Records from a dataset
·····

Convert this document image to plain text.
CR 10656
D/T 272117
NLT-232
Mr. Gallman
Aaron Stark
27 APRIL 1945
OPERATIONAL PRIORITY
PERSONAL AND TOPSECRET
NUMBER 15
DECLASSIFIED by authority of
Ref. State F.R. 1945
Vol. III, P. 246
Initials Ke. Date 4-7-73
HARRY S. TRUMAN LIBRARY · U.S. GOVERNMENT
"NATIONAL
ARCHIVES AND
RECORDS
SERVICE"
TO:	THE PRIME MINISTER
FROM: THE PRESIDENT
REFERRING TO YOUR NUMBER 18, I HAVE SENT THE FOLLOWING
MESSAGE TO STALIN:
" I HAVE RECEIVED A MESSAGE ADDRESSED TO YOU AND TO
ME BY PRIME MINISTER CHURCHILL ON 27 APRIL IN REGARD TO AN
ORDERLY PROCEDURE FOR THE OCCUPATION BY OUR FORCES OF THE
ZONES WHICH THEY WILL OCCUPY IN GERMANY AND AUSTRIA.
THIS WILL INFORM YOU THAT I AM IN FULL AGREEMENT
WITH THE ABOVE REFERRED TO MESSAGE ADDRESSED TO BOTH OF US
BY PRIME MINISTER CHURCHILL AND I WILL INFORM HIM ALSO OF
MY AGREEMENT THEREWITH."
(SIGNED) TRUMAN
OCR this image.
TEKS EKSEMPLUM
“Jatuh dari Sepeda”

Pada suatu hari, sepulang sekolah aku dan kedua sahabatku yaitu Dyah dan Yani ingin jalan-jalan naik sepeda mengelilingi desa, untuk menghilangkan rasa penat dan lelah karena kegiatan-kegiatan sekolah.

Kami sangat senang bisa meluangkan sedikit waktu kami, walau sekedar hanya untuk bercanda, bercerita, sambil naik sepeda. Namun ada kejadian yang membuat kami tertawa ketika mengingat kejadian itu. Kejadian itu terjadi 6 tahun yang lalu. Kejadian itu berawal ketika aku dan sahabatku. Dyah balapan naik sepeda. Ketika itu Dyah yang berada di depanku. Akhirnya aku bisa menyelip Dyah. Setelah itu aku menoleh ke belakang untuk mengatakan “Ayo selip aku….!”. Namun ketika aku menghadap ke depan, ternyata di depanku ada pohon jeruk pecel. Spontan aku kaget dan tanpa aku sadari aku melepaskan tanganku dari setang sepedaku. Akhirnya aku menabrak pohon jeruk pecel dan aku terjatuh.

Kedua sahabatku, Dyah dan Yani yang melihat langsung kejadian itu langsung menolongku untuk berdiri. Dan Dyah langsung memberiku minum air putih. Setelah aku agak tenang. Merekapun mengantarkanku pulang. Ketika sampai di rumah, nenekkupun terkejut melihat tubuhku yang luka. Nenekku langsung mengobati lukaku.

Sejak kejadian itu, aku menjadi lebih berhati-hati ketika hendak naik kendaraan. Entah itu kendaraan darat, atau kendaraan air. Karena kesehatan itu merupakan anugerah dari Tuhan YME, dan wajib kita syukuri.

·····

State how many lines of the listing hold the string "INFORM"; reply with the number and nothing else.

▸ SOLVED EXERCISE:
2